*Short exercise*.
Gather all lines from the material that contain the word "jährlichen".

*Given data*.
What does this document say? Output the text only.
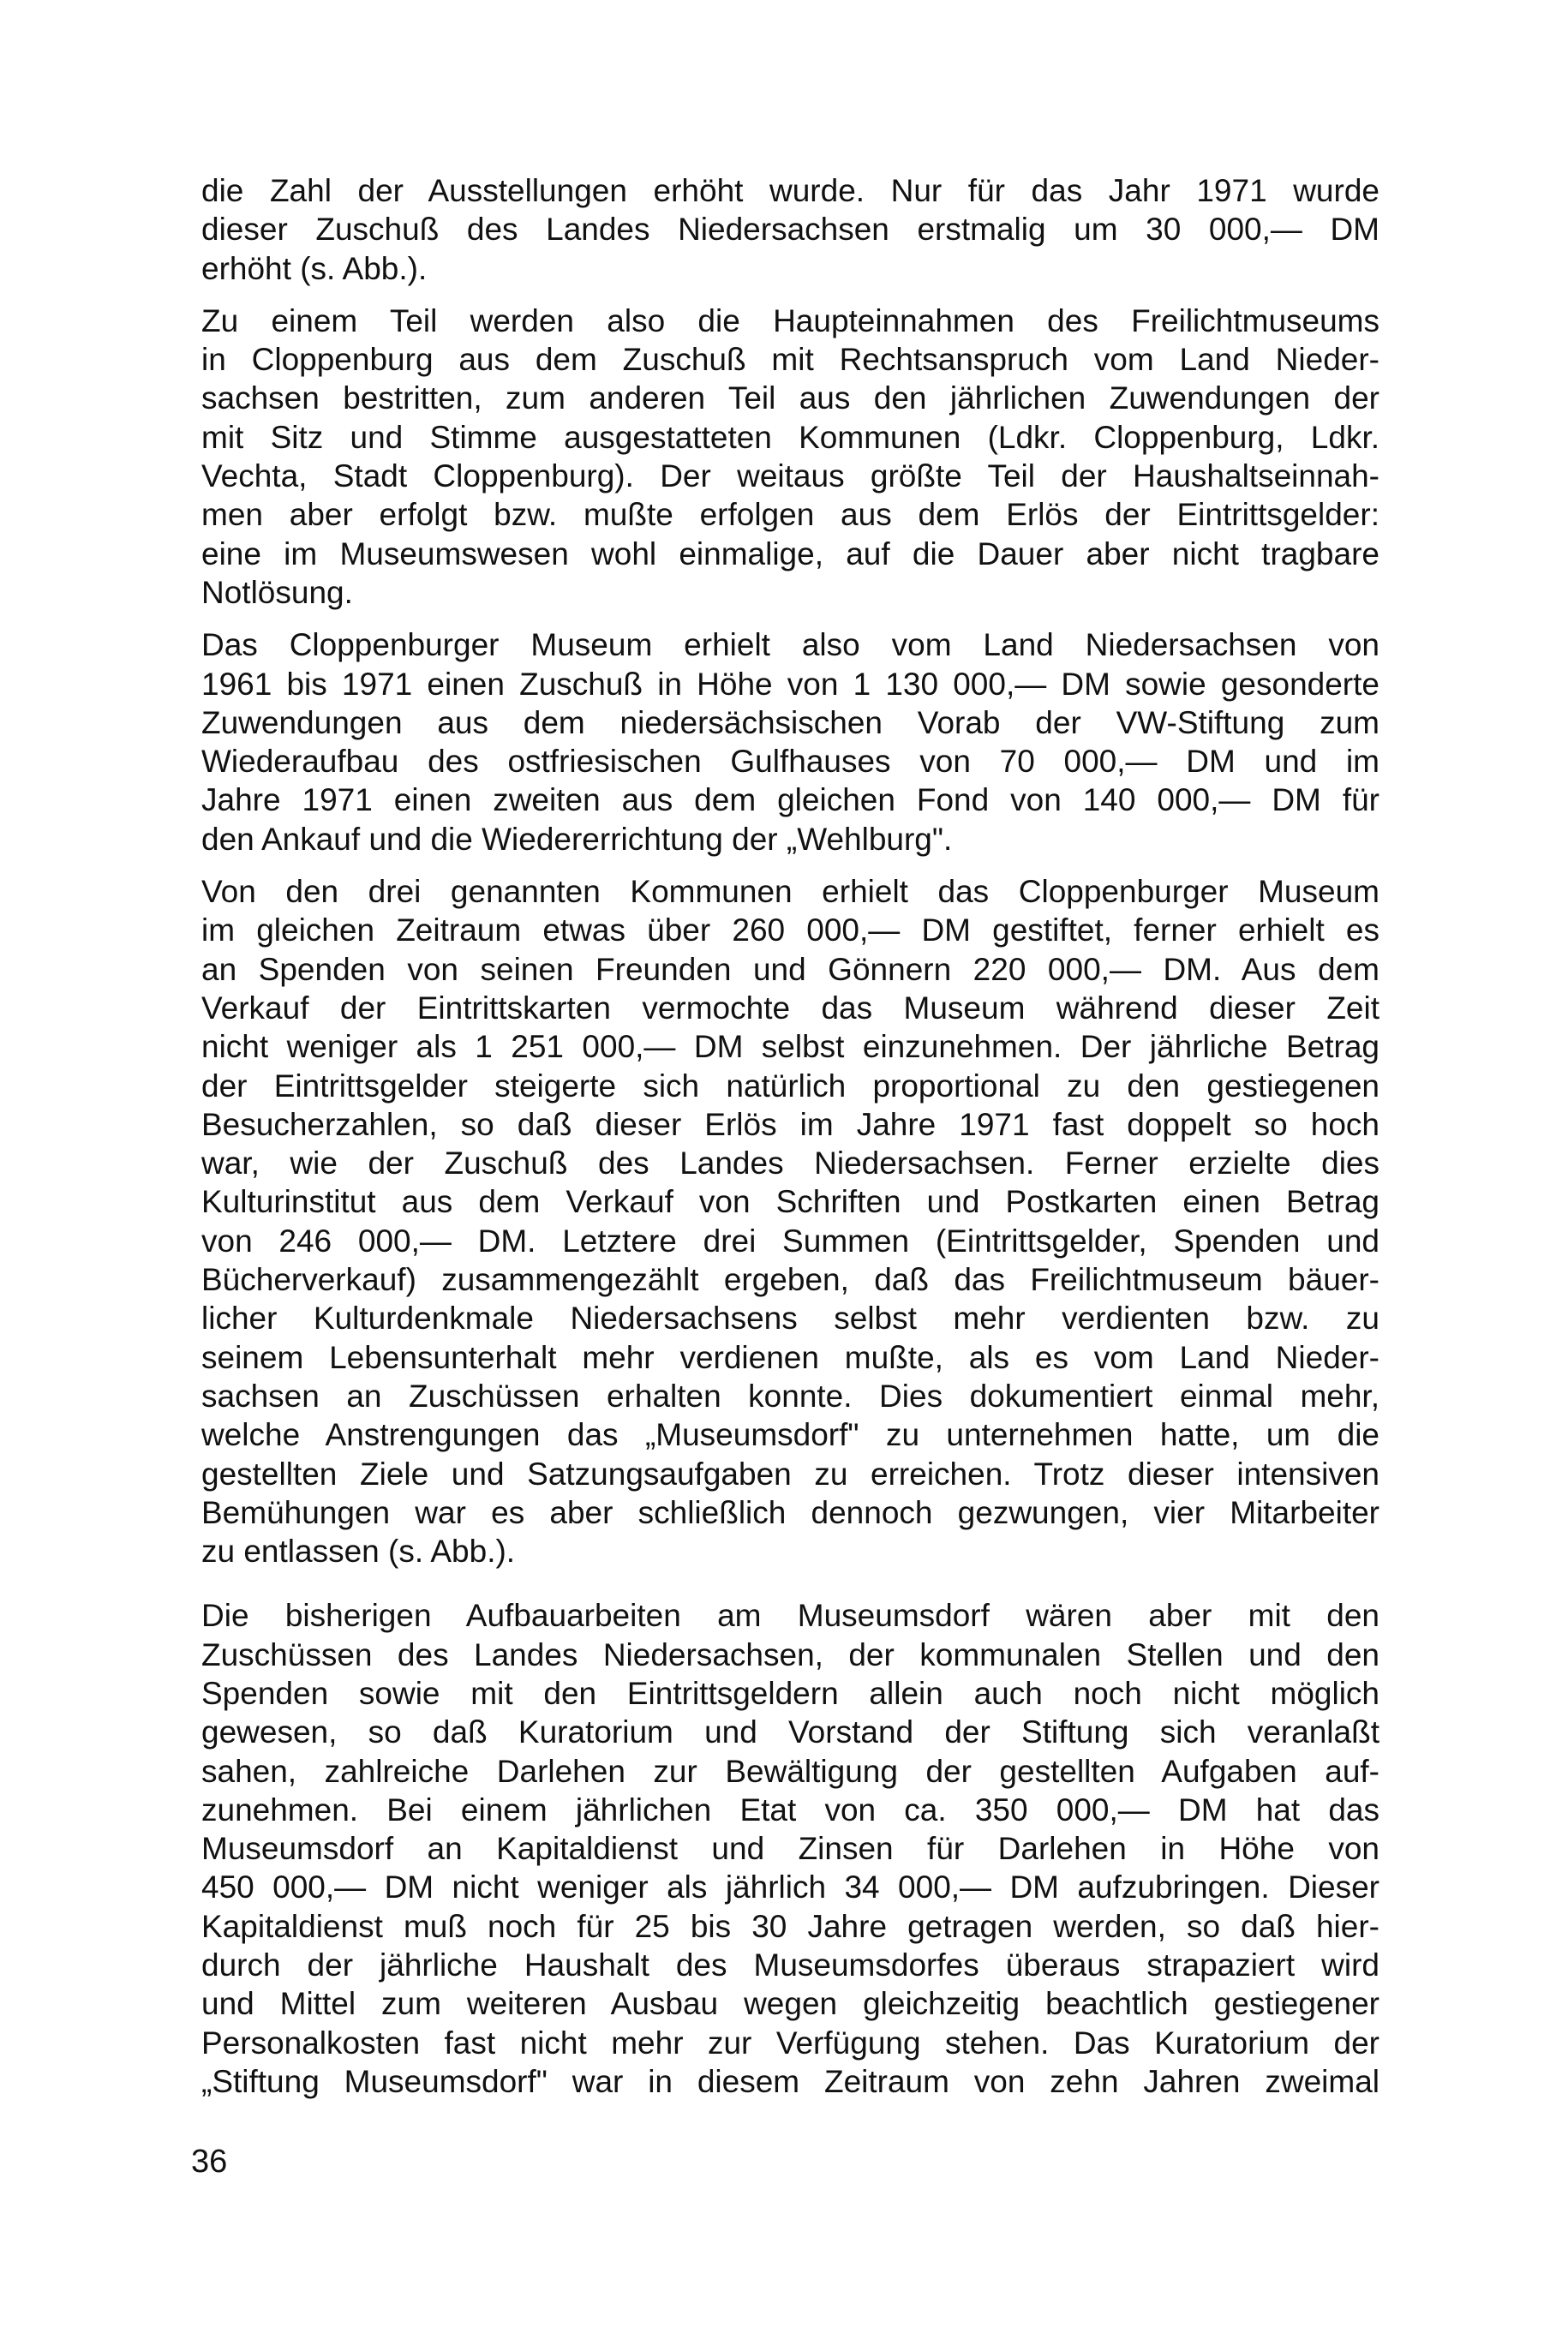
die Zahl der Ausstellungen erhöht wurde. Nur für das Jahr 1971 wurde
dieser Zuschuß des Landes Niedersachsen erstmalig um 30 000,— DM
erhöht (s. Abb.).
Zu einem Teil werden also die Haupteinnahmen des Freilichtmuseums
in Cloppenburg aus dem Zuschuß mit Rechtsanspruch vom Land Nieder-
sachsen bestritten, zum anderen Teil aus den jährlichen Zuwendungen der
mit Sitz und Stimme ausgestatteten Kommunen (Ldkr. Cloppenburg, Ldkr.
Vechta, Stadt Cloppenburg). Der weitaus größte Teil der Haushaltseinnah-
men aber erfolgt bzw. mußte erfolgen aus dem Erlös der Eintrittsgelder:
eine im Museumswesen wohl einmalige, auf die Dauer aber nicht tragbare
Notlösung.
Das Cloppenburger Museum erhielt also vom Land Niedersachsen von
1961 bis 1971 einen Zuschuß in Höhe von 1 130 000,— DM sowie gesonderte
Zuwendungen aus dem niedersächsischen Vorab der VW-Stiftung zum
Wiederaufbau des ostfriesischen Gulfhauses von 70 000,— DM und im
Jahre 1971 einen zweiten aus dem gleichen Fond von 140 000,— DM für
den Ankauf und die Wiedererrichtung der „Wehlburg".
Von den drei genannten Kommunen erhielt das Cloppenburger Museum
im gleichen Zeitraum etwas über 260 000,— DM gestiftet, ferner erhielt es
an Spenden von seinen Freunden und Gönnern 220 000,— DM. Aus dem
Verkauf der Eintrittskarten vermochte das Museum während dieser Zeit
nicht weniger als 1 251 000,— DM selbst einzunehmen. Der jährliche Betrag
der Eintrittsgelder steigerte sich natürlich proportional zu den gestiegenen
Besucherzahlen, so daß dieser Erlös im Jahre 1971 fast doppelt so hoch
war, wie der Zuschuß des Landes Niedersachsen. Ferner erzielte dies
Kulturinstitut aus dem Verkauf von Schriften und Postkarten einen Betrag
von 246 000,— DM. Letztere drei Summen (Eintrittsgelder, Spenden und
Bücherverkauf) zusammengezählt ergeben, daß das Freilichtmuseum bäuer-
licher Kulturdenkmale Niedersachsens selbst mehr verdienten bzw. zu
seinem Lebensunterhalt mehr verdienen mußte, als es vom Land Nieder-
sachsen an Zuschüssen erhalten konnte. Dies dokumentiert einmal mehr,
welche Anstrengungen das „Museumsdorf" zu unternehmen hatte, um die
gestellten Ziele und Satzungsaufgaben zu erreichen. Trotz dieser intensiven
Bemühungen war es aber schließlich dennoch gezwungen, vier Mitarbeiter
zu entlassen (s. Abb.).
Die bisherigen Aufbauarbeiten am Museumsdorf wären aber mit den
Zuschüssen des Landes Niedersachsen, der kommunalen Stellen und den
Spenden sowie mit den Eintrittsgeldern allein auch noch nicht möglich
gewesen, so daß Kuratorium und Vorstand der Stiftung sich veranlaßt
sahen, zahlreiche Darlehen zur Bewältigung der gestellten Aufgaben auf-
zunehmen. Bei einem jährlichen Etat von ca. 350 000,— DM hat das
Museumsdorf an Kapitaldienst und Zinsen für Darlehen in Höhe von
450 000,— DM nicht weniger als jährlich 34 000,— DM aufzubringen. Dieser
Kapitaldienst muß noch für 25 bis 30 Jahre getragen werden, so daß hier-
durch der jährliche Haushalt des Museumsdorfes überaus strapaziert wird
und Mittel zum weiteren Ausbau wegen gleichzeitig beachtlich gestiegener
Personalkosten fast nicht mehr zur Verfügung stehen. Das Kuratorium der
„Stiftung Museumsdorf" war in diesem Zeitraum von zehn Jahren zweimal
36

*Finished answer*.
sachsen bestritten, zum anderen Teil aus den jährlichen Zuwendungen der
zunehmen. Bei einem jährlichen Etat von ca. 350 000,— DM hat das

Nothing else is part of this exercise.